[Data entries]
========

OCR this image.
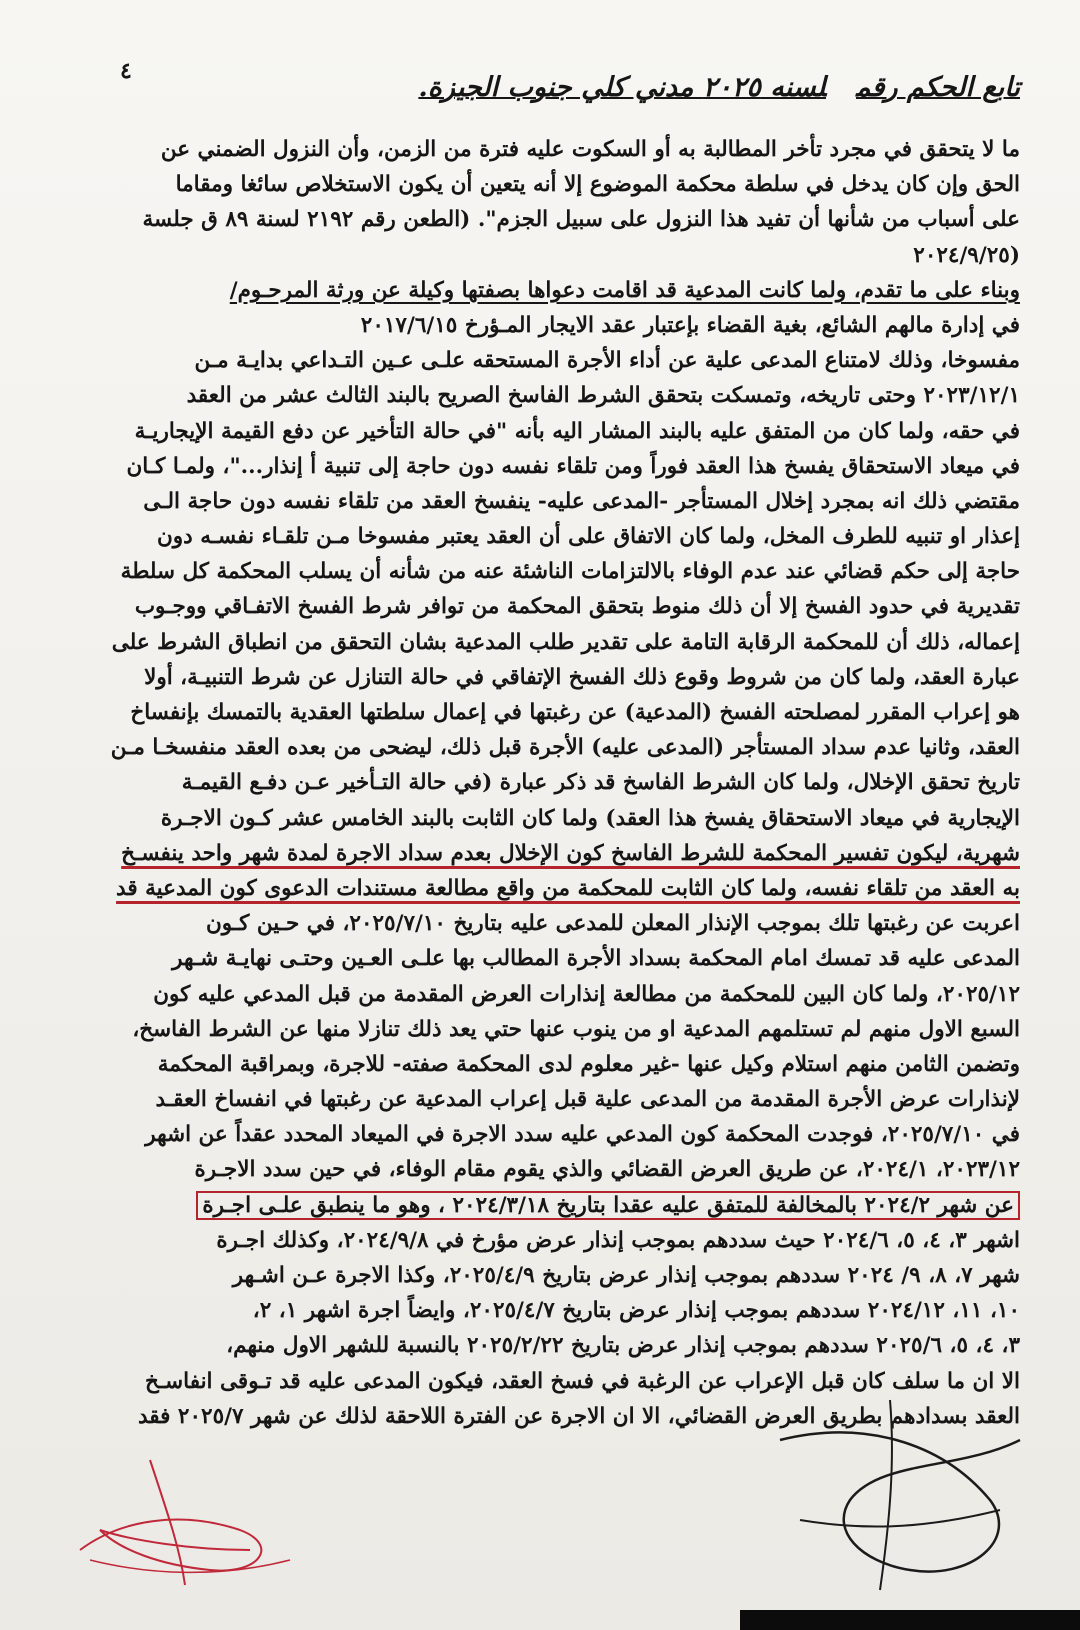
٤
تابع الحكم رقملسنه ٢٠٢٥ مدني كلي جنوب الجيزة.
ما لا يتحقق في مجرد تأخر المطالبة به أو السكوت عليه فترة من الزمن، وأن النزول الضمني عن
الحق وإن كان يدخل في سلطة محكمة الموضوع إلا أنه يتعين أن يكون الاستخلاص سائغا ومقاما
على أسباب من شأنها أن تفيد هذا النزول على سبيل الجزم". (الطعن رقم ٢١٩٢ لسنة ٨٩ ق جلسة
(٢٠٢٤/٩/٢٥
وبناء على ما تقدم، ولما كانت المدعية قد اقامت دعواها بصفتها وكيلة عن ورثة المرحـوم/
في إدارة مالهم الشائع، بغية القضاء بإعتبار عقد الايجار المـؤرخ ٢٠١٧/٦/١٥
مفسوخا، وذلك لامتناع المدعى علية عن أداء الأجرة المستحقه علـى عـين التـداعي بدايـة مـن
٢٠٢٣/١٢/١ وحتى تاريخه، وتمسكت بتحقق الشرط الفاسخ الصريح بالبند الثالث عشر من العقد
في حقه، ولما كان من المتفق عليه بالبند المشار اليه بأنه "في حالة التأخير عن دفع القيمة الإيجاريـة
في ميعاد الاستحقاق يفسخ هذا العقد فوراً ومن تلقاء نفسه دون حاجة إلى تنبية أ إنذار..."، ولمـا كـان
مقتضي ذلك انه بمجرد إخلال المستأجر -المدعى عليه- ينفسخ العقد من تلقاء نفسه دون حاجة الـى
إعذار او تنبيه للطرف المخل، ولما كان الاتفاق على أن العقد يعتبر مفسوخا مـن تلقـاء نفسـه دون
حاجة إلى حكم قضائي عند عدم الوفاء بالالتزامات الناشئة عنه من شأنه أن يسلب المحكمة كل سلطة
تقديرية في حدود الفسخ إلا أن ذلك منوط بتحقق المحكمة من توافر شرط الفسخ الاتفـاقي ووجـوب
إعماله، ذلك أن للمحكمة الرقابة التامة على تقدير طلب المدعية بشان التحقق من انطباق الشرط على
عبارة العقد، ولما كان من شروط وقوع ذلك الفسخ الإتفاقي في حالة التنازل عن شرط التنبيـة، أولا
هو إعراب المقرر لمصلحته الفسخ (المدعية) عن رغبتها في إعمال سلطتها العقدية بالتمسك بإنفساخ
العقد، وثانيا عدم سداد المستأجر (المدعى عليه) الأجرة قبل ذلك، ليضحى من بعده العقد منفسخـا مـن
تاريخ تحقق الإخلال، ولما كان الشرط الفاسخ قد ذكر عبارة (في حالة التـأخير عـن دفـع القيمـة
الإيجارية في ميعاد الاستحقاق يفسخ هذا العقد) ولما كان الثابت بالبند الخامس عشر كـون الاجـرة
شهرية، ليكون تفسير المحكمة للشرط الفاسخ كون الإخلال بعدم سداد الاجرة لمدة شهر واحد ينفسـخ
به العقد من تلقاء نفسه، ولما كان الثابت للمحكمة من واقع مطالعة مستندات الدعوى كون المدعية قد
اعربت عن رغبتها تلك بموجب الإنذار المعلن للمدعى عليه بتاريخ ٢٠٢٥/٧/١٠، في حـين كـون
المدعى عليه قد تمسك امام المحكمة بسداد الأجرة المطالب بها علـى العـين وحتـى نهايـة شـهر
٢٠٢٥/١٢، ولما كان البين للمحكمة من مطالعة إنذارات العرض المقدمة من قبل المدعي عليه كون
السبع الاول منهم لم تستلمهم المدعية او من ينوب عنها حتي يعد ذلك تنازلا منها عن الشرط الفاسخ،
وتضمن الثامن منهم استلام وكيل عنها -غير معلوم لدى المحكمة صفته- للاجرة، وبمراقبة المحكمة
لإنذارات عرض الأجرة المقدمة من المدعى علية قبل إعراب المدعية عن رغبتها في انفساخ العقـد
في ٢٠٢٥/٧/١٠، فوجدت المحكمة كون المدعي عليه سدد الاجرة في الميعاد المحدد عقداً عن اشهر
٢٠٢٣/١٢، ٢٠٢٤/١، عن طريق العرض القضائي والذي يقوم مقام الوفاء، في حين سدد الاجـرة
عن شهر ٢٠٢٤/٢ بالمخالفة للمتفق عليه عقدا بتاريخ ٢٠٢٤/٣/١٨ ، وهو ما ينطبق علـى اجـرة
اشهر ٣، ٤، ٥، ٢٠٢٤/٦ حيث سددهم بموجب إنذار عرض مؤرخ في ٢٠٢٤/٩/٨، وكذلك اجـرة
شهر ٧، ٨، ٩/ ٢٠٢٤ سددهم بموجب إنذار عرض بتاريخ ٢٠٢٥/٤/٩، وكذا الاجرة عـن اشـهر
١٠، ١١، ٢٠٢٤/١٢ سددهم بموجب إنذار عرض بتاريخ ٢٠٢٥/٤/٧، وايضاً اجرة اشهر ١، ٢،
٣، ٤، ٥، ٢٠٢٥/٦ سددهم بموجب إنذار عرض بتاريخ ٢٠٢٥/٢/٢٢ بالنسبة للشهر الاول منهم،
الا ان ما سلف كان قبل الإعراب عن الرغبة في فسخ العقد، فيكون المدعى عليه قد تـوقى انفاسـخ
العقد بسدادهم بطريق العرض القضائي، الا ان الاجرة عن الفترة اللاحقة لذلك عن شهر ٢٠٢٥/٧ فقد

========

# [Your goal]
Every record above should be written out again without change, except that the pictures are left out.

# [Written response]
OCR this image.
٤
تابع الحكم رقملسنه ٢٠٢٥ مدني كلي جنوب الجيزة.
ما لا يتحقق في مجرد تأخر المطالبة به أو السكوت عليه فترة من الزمن، وأن النزول الضمني عن
الحق وإن كان يدخل في سلطة محكمة الموضوع إلا أنه يتعين أن يكون الاستخلاص سائغا ومقاما
على أسباب من شأنها أن تفيد هذا النزول على سبيل الجزم". (الطعن رقم ٢١٩٢ لسنة ٨٩ ق جلسة
(٢٠٢٤/٩/٢٥
وبناء على ما تقدم، ولما كانت المدعية قد اقامت دعواها بصفتها وكيلة عن ورثة المرحـوم/
في إدارة مالهم الشائع، بغية القضاء بإعتبار عقد الايجار المـؤرخ ٢٠١٧/٦/١٥
مفسوخا، وذلك لامتناع المدعى علية عن أداء الأجرة المستحقه علـى عـين التـداعي بدايـة مـن
٢٠٢٣/١٢/١ وحتى تاريخه، وتمسكت بتحقق الشرط الفاسخ الصريح بالبند الثالث عشر من العقد
في حقه، ولما كان من المتفق عليه بالبند المشار اليه بأنه "في حالة التأخير عن دفع القيمة الإيجاريـة
في ميعاد الاستحقاق يفسخ هذا العقد فوراً ومن تلقاء نفسه دون حاجة إلى تنبية أ إنذار..."، ولمـا كـان
مقتضي ذلك انه بمجرد إخلال المستأجر -المدعى عليه- ينفسخ العقد من تلقاء نفسه دون حاجة الـى
إعذار او تنبيه للطرف المخل، ولما كان الاتفاق على أن العقد يعتبر مفسوخا مـن تلقـاء نفسـه دون
حاجة إلى حكم قضائي عند عدم الوفاء بالالتزامات الناشئة عنه من شأنه أن يسلب المحكمة كل سلطة
تقديرية في حدود الفسخ إلا أن ذلك منوط بتحقق المحكمة من توافر شرط الفسخ الاتفـاقي ووجـوب
إعماله، ذلك أن للمحكمة الرقابة التامة على تقدير طلب المدعية بشان التحقق من انطباق الشرط على
عبارة العقد، ولما كان من شروط وقوع ذلك الفسخ الإتفاقي في حالة التنازل عن شرط التنبيـة، أولا
هو إعراب المقرر لمصلحته الفسخ (المدعية) عن رغبتها في إعمال سلطتها العقدية بالتمسك بإنفساخ
العقد، وثانيا عدم سداد المستأجر (المدعى عليه) الأجرة قبل ذلك، ليضحى من بعده العقد منفسخـا مـن
تاريخ تحقق الإخلال، ولما كان الشرط الفاسخ قد ذكر عبارة (في حالة التـأخير عـن دفـع القيمـة
الإيجارية في ميعاد الاستحقاق يفسخ هذا العقد) ولما كان الثابت بالبند الخامس عشر كـون الاجـرة
شهرية، ليكون تفسير المحكمة للشرط الفاسخ كون الإخلال بعدم سداد الاجرة لمدة شهر واحد ينفسـخ
به العقد من تلقاء نفسه، ولما كان الثابت للمحكمة من واقع مطالعة مستندات الدعوى كون المدعية قد
اعربت عن رغبتها تلك بموجب الإنذار المعلن للمدعى عليه بتاريخ ٢٠٢٥/٧/١٠، في حـين كـون
المدعى عليه قد تمسك امام المحكمة بسداد الأجرة المطالب بها علـى العـين وحتـى نهايـة شـهر
٢٠٢٥/١٢، ولما كان البين للمحكمة من مطالعة إنذارات العرض المقدمة من قبل المدعي عليه كون
السبع الاول منهم لم تستلمهم المدعية او من ينوب عنها حتي يعد ذلك تنازلا منها عن الشرط الفاسخ،
وتضمن الثامن منهم استلام وكيل عنها -غير معلوم لدى المحكمة صفته- للاجرة، وبمراقبة المحكمة
لإنذارات عرض الأجرة المقدمة من المدعى علية قبل إعراب المدعية عن رغبتها في انفساخ العقـد
في ٢٠٢٥/٧/١٠، فوجدت المحكمة كون المدعي عليه سدد الاجرة في الميعاد المحدد عقداً عن اشهر
٢٠٢٣/١٢، ٢٠٢٤/١، عن طريق العرض القضائي والذي يقوم مقام الوفاء، في حين سدد الاجـرة
عن شهر ٢٠٢٤/٢ بالمخالفة للمتفق عليه عقدا بتاريخ ٢٠٢٤/٣/١٨ ، وهو ما ينطبق علـى اجـرة
اشهر ٣، ٤، ٥، ٢٠٢٤/٦ حيث سددهم بموجب إنذار عرض مؤرخ في ٢٠٢٤/٩/٨، وكذلك اجـرة
شهر ٧، ٨، ٩/ ٢٠٢٤ سددهم بموجب إنذار عرض بتاريخ ٢٠٢٥/٤/٩، وكذا الاجرة عـن اشـهر
١٠، ١١، ٢٠٢٤/١٢ سددهم بموجب إنذار عرض بتاريخ ٢٠٢٥/٤/٧، وايضاً اجرة اشهر ١، ٢،
٣، ٤، ٥، ٢٠٢٥/٦ سددهم بموجب إنذار عرض بتاريخ ٢٠٢٥/٢/٢٢ بالنسبة للشهر الاول منهم،
الا ان ما سلف كان قبل الإعراب عن الرغبة في فسخ العقد، فيكون المدعى عليه قد تـوقى انفاسـخ
العقد بسدادهم بطريق العرض القضائي، الا ان الاجرة عن الفترة اللاحقة لذلك عن شهر ٢٠٢٥/٧ فقد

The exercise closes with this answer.